***** MATERIAL FOR THE TASK *****
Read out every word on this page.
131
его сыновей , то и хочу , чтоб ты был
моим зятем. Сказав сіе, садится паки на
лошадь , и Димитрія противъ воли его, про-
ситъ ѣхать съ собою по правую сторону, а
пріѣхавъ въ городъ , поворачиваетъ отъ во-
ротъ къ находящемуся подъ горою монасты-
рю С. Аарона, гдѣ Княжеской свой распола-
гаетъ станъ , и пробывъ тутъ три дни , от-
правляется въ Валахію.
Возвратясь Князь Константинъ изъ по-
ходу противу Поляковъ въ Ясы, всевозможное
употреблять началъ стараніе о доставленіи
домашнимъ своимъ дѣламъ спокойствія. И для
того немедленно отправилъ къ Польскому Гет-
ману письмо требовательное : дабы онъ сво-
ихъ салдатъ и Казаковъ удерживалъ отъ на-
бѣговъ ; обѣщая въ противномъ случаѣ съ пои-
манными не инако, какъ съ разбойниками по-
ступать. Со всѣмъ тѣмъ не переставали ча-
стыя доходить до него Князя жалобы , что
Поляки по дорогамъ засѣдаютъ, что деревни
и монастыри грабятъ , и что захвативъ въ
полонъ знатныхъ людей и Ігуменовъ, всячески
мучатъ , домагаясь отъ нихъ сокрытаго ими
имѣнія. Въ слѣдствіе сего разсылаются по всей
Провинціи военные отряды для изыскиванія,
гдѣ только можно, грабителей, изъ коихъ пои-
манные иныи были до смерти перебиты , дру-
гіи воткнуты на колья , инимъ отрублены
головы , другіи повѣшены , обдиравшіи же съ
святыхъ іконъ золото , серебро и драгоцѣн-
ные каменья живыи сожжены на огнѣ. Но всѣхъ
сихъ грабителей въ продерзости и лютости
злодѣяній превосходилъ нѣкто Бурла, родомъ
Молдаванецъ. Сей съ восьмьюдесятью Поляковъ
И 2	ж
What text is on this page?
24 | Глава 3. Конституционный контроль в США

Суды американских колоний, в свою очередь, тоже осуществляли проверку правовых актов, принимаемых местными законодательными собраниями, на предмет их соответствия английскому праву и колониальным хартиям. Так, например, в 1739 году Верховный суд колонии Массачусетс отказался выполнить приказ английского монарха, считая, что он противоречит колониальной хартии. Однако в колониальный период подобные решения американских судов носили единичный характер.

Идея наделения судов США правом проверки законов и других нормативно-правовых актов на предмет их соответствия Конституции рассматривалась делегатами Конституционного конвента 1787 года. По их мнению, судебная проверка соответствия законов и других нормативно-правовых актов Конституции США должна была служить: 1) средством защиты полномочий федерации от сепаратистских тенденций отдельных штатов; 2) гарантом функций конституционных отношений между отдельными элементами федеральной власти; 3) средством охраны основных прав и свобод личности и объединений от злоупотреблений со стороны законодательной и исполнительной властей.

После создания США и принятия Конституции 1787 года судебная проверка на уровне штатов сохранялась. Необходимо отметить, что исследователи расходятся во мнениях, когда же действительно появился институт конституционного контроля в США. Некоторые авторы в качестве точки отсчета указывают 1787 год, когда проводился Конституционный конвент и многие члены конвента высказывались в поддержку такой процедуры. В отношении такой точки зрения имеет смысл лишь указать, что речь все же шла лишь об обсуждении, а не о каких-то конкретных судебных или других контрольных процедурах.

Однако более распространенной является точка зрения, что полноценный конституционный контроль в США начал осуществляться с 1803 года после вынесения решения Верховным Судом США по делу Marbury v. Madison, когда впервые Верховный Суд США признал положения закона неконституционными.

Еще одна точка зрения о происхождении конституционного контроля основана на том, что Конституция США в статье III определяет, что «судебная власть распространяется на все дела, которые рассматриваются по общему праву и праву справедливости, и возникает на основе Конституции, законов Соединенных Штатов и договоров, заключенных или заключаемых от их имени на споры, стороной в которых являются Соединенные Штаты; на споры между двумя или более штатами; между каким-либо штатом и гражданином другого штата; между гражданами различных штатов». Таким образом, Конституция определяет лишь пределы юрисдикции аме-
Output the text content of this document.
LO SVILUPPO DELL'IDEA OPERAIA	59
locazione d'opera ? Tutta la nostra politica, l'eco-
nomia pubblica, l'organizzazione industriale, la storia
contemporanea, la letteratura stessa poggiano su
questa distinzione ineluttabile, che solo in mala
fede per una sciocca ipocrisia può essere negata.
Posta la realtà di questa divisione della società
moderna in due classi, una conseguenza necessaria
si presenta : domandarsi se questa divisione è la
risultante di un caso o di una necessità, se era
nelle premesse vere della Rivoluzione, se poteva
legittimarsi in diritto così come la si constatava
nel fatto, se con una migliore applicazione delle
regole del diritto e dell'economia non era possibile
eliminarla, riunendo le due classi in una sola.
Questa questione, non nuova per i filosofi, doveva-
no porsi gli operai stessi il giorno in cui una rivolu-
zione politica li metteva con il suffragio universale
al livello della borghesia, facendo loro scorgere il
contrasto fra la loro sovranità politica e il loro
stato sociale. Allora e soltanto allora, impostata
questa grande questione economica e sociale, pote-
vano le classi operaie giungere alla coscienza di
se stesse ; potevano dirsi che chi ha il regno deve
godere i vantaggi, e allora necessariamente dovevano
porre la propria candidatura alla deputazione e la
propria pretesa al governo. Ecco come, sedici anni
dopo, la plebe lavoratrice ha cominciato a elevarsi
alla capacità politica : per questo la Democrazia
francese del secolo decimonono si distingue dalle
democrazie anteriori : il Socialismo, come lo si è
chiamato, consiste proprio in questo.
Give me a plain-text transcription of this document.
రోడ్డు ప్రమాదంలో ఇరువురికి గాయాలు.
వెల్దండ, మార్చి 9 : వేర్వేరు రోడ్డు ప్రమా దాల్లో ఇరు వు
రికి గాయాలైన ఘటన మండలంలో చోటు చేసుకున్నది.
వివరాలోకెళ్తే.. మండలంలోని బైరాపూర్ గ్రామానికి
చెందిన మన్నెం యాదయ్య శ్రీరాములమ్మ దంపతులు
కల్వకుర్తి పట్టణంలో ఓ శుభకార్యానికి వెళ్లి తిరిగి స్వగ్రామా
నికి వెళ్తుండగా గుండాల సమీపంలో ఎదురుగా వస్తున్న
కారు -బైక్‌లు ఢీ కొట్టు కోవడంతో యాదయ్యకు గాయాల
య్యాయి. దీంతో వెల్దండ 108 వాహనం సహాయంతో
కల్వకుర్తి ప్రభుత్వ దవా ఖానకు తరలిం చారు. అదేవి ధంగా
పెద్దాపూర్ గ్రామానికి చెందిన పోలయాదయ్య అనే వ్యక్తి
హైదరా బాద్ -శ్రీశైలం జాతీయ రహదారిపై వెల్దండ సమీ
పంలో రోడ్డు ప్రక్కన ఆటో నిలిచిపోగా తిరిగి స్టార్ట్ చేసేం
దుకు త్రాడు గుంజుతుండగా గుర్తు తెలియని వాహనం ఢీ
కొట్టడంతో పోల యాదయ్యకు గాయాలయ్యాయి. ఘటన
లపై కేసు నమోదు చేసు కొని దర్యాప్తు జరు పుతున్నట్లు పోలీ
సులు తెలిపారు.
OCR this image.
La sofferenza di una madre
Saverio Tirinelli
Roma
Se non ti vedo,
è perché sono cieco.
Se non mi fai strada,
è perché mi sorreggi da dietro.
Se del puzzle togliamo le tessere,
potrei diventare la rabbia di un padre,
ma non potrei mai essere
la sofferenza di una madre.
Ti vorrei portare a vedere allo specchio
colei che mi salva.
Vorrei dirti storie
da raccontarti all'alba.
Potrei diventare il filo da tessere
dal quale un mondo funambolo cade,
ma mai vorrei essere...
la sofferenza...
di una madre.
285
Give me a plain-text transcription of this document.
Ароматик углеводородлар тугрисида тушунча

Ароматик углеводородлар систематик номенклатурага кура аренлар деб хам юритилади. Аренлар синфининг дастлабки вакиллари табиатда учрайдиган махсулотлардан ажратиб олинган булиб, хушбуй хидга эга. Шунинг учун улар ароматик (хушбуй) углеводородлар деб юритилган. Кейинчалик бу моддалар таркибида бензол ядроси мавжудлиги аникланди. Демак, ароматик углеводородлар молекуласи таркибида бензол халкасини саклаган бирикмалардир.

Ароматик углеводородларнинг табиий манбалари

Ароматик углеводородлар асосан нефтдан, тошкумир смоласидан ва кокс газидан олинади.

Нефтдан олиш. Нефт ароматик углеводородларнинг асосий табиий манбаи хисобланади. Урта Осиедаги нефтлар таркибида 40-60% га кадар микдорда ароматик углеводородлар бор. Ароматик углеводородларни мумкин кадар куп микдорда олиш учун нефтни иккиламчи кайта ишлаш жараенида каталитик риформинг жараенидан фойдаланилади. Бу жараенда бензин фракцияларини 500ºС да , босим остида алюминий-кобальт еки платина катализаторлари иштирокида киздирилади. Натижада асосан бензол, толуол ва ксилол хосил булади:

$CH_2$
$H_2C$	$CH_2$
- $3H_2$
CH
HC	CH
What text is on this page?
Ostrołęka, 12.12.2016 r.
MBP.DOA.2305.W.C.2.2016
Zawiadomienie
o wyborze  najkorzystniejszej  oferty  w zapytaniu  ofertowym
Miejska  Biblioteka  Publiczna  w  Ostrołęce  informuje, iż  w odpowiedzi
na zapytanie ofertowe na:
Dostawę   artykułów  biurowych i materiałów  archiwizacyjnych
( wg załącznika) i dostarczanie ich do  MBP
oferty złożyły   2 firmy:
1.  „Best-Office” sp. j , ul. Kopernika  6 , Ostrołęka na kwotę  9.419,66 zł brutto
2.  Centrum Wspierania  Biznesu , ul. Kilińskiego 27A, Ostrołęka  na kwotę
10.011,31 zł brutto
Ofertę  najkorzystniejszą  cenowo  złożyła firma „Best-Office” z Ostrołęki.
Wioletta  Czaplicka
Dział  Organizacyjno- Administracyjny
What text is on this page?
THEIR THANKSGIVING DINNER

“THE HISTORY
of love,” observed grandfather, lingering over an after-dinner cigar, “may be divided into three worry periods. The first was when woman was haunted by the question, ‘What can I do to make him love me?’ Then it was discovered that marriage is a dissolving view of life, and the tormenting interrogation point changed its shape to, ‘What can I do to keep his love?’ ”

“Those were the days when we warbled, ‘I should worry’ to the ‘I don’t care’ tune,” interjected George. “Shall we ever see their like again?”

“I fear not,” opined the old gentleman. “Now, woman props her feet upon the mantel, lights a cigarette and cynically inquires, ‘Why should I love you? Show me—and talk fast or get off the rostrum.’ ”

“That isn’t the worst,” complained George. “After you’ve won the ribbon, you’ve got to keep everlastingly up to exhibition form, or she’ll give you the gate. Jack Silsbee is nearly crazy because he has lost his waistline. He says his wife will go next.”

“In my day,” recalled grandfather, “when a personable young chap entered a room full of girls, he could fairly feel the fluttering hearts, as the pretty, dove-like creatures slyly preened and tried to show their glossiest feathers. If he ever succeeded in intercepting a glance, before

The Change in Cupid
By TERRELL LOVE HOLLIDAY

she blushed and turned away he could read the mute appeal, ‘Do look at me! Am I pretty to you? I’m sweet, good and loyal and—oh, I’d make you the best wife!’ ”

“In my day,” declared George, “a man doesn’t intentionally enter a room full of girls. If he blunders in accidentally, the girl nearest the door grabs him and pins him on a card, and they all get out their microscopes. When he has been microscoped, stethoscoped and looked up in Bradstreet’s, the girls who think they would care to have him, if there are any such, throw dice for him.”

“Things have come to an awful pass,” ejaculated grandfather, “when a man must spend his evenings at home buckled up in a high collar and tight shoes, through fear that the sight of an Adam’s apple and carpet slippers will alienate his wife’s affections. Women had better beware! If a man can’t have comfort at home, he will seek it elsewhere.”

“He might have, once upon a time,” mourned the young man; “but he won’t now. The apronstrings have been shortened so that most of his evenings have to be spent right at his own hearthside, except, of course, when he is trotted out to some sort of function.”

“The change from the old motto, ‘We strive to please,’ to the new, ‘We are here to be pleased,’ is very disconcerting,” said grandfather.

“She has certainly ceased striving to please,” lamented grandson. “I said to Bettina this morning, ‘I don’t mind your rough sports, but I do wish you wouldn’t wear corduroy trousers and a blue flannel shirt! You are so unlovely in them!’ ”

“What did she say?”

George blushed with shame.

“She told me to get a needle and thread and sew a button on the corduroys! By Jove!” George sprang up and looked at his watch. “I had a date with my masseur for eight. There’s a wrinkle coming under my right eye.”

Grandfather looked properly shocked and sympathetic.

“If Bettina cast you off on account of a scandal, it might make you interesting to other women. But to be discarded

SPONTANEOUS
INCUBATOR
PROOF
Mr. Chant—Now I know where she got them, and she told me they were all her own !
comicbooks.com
*****
Which lines of the material contain the string "diritto"? List each of them.

legittimarsi in diritto così come la si constatava
regole del diritto e dell'economia non era possibile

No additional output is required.